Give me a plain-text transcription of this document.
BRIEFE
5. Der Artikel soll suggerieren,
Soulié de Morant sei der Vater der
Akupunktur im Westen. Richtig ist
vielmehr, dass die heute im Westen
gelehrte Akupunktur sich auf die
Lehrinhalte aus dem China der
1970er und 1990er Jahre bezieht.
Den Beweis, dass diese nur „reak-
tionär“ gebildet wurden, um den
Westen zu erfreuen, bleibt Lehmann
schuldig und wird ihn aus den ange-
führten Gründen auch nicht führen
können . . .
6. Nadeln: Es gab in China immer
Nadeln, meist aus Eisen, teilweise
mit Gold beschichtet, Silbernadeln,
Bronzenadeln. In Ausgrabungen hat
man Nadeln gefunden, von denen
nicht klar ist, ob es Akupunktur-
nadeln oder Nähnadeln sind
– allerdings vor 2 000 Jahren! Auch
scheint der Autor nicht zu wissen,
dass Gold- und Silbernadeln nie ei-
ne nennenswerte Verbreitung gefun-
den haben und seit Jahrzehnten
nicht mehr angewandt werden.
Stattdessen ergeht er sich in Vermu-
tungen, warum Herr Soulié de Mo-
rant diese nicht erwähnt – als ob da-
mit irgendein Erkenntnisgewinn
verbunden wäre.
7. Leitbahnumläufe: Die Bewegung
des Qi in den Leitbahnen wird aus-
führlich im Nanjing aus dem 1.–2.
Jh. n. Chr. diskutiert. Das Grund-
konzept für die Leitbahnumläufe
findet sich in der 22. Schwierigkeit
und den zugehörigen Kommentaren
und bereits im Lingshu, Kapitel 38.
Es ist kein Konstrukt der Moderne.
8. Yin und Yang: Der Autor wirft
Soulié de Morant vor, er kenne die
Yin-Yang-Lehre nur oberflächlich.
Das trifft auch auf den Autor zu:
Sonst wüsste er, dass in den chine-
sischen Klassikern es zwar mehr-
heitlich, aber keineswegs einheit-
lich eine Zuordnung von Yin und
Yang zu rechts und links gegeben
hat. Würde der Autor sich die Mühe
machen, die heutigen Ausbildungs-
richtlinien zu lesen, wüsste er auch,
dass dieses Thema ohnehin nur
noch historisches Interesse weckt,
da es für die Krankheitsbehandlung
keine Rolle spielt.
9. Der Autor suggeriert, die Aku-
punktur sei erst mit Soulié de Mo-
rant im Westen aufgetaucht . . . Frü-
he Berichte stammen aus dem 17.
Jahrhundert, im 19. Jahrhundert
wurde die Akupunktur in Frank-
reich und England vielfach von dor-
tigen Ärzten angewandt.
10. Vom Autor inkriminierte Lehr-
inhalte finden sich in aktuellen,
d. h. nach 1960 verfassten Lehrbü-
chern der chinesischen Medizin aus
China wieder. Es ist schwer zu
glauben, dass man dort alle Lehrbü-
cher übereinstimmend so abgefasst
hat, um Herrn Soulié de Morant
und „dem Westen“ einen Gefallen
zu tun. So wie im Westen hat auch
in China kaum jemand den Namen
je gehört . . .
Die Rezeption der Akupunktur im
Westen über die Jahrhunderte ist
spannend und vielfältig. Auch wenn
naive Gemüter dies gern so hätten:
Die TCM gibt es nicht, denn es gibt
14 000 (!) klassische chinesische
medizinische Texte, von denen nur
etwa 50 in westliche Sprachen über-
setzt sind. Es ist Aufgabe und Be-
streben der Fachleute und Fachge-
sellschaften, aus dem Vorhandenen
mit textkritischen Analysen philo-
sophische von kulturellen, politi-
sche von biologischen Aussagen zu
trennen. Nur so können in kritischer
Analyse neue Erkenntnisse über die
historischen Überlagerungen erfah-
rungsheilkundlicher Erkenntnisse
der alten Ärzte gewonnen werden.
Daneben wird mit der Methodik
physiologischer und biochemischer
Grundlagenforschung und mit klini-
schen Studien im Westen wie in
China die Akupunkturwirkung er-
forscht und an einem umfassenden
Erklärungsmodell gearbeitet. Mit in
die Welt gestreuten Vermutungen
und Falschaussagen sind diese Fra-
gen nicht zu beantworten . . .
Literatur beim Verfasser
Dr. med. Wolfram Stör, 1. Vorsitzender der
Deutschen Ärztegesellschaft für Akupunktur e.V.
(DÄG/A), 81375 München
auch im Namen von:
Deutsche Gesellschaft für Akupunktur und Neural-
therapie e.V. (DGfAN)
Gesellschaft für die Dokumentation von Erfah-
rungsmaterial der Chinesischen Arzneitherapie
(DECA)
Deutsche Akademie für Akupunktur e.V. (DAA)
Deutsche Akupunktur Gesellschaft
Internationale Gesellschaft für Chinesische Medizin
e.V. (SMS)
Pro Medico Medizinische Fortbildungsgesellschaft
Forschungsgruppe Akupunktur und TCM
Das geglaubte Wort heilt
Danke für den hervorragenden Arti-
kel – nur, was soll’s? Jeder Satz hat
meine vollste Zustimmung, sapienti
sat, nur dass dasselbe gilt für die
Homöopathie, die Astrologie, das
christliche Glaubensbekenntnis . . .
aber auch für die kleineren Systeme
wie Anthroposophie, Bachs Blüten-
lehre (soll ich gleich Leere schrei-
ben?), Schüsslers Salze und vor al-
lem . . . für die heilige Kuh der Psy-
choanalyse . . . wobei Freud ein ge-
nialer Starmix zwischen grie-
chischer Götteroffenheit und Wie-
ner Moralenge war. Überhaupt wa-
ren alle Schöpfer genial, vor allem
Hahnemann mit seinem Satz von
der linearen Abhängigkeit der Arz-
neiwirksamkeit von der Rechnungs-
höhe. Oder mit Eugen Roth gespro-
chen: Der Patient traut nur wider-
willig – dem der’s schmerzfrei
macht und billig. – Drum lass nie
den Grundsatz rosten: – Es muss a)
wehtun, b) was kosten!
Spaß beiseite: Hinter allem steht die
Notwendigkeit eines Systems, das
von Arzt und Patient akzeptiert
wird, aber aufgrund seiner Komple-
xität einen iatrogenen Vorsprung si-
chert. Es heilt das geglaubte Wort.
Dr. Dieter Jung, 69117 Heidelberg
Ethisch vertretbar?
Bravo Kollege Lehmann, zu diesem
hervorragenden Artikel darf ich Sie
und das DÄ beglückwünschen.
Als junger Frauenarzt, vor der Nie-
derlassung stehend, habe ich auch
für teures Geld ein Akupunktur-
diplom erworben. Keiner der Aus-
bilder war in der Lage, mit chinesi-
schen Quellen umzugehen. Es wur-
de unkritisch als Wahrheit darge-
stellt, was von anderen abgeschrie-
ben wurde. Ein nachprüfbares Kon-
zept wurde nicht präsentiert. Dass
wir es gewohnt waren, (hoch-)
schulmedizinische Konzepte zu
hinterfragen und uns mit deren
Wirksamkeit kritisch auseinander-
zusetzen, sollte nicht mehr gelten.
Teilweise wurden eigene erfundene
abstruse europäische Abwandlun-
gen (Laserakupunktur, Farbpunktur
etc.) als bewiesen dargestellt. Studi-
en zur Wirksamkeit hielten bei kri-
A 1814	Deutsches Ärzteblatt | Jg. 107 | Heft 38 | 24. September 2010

▬▬▬▬▬▬▬▬▬▬

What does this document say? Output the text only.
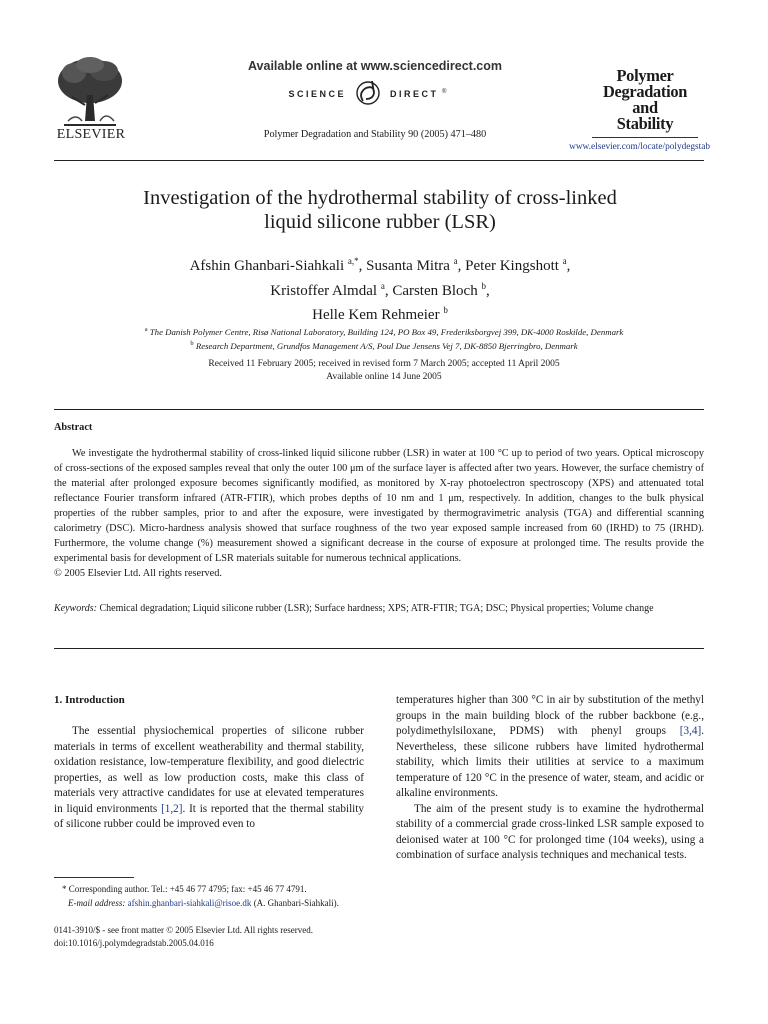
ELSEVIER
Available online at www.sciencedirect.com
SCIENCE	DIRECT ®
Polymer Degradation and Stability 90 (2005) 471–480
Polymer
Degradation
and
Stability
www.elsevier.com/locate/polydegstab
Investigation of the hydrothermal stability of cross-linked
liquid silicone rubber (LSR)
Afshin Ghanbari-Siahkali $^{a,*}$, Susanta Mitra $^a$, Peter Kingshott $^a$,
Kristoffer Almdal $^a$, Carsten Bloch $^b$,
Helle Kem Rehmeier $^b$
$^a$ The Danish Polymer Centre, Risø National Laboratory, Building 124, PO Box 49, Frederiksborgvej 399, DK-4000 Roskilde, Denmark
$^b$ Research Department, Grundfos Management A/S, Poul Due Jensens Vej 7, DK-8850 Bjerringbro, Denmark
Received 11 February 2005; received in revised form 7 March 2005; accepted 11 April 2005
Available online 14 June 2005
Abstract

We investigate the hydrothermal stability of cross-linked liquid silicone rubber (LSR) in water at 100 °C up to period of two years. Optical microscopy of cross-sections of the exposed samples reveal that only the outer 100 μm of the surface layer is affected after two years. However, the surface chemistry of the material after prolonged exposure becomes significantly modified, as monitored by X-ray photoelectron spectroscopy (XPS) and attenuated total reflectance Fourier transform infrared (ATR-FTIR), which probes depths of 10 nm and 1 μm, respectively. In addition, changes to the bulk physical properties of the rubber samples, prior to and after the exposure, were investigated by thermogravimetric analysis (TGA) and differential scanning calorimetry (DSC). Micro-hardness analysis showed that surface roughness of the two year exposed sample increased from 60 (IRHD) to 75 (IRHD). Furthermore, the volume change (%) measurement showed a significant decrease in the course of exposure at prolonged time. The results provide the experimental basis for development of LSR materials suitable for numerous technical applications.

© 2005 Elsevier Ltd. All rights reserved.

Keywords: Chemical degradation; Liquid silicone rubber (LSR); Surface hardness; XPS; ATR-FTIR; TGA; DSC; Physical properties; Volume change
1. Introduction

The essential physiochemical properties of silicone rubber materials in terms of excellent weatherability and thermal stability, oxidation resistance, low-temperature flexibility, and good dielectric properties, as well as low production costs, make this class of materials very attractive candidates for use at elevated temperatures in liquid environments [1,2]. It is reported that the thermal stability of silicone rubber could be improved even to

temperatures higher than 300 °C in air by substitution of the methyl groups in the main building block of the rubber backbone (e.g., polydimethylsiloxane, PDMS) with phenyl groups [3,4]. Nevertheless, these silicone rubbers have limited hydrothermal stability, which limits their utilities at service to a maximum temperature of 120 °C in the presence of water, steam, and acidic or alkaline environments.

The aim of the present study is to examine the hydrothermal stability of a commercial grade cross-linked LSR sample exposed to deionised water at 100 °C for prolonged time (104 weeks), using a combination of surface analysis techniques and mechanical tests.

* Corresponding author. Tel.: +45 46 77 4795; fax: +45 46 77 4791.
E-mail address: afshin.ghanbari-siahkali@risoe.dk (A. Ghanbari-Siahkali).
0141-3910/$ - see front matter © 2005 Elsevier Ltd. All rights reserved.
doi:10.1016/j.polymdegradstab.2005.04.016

▬▬▬▬▬▬▬▬▬▬

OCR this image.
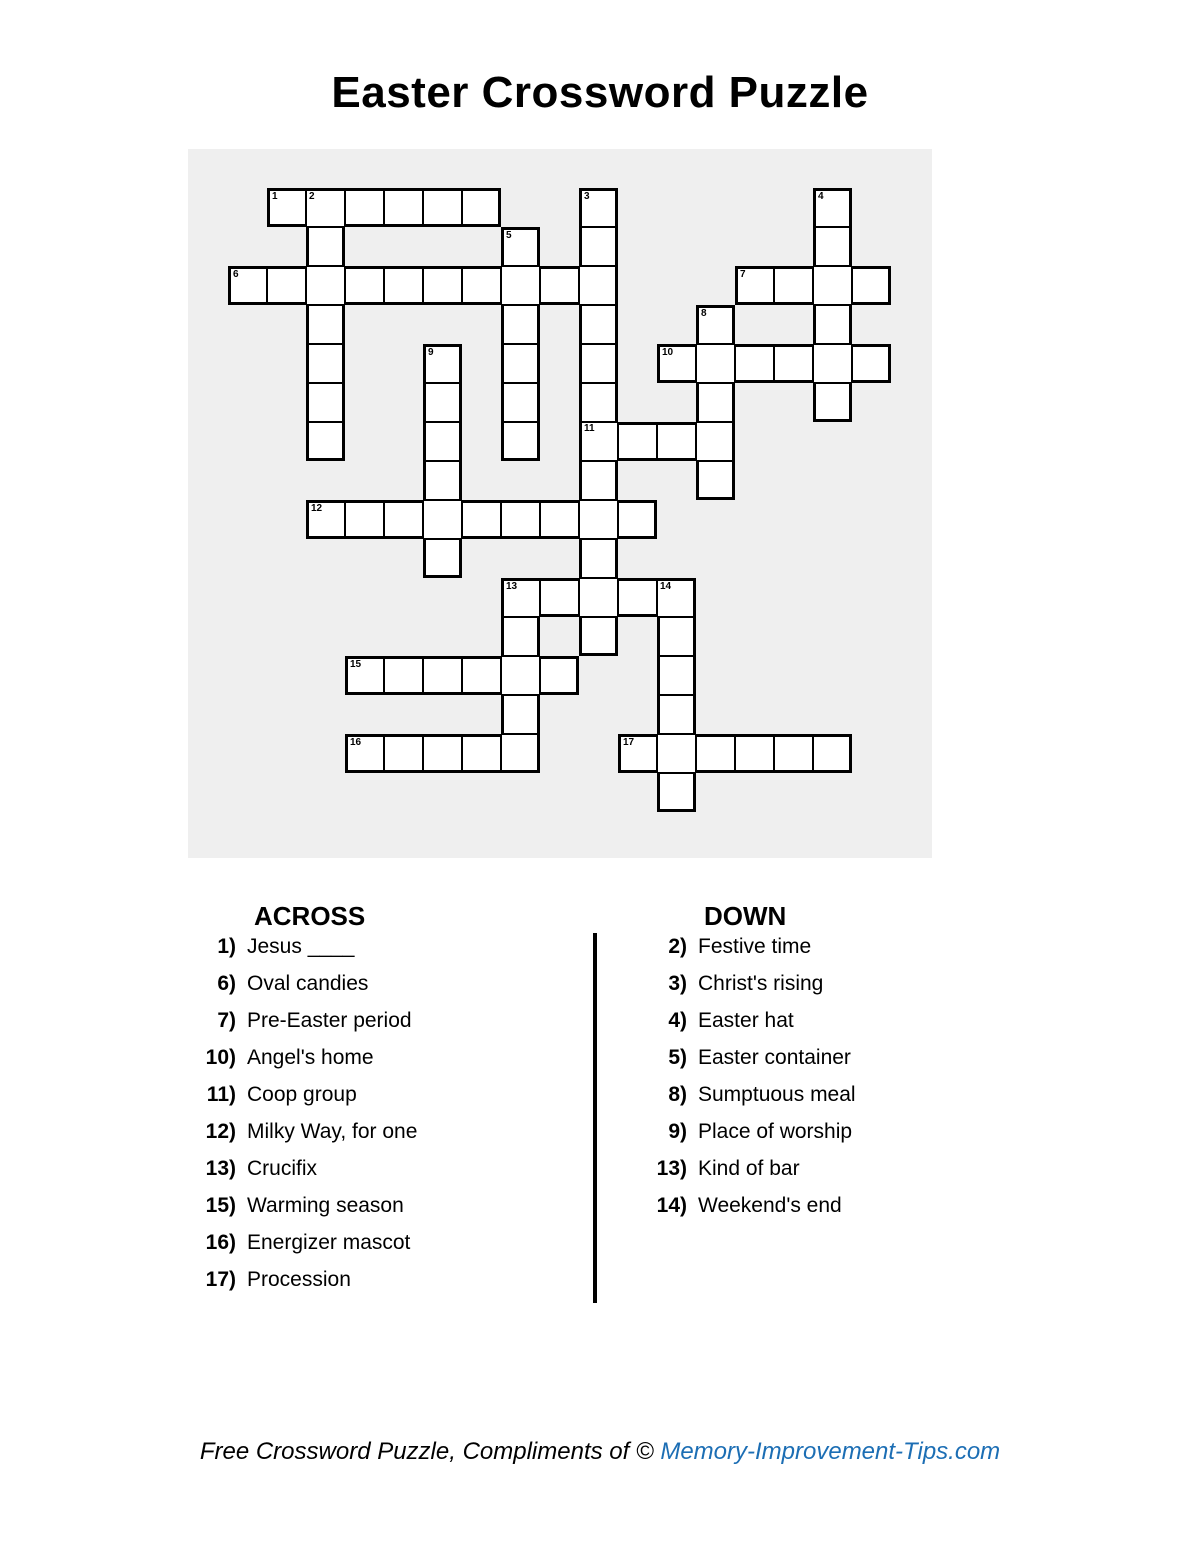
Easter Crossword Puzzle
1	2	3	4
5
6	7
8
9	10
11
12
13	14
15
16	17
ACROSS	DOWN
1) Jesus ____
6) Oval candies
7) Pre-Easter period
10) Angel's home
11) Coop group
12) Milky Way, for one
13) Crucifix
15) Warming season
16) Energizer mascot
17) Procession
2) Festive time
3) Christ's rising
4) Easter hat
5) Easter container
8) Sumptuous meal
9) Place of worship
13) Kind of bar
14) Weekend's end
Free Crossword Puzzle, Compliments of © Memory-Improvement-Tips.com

▬▬▬▬▬▬▬▬▬▬

WHAT IS EXPECTED:
Report all lines of the data that include the word "exposed".

RESPONSE TO THE TASK:
We investigate the hydrothermal stability of cross-linked liquid silicone rubber (LSR) in water at 100 °C up to period of two years. Optical microscopy of cross-sections of the exposed samples reveal that only the outer 100 μm of the surface layer is affected after two years. However, the surface chemistry of the material after prolonged exposure becomes significantly modified, as monitored by X-ray photoelectron spectroscopy (XPS) and attenuated total reflectance Fourier transform infrared (ATR-FTIR), which probes depths of 10 nm and 1 μm, respectively. In addition, changes to the bulk physical properties of the rubber samples, prior to and after the exposure, were investigated by thermogravimetric analysis (TGA) and differential scanning calorimetry (DSC). Micro-hardness analysis showed that surface roughness of the two year exposed sample increased from 60 (IRHD) to 75 (IRHD). Furthermore, the volume change (%) measurement showed a significant decrease in the course of exposure at prolonged time. The results provide the experimental basis for development of LSR materials suitable for numerous technical applications.
The aim of the present study is to examine the hydrothermal stability of a commercial grade cross-linked LSR sample exposed to deionised water at 100 °C for prolonged time (104 weeks), using a combination of surface analysis techniques and mechanical tests.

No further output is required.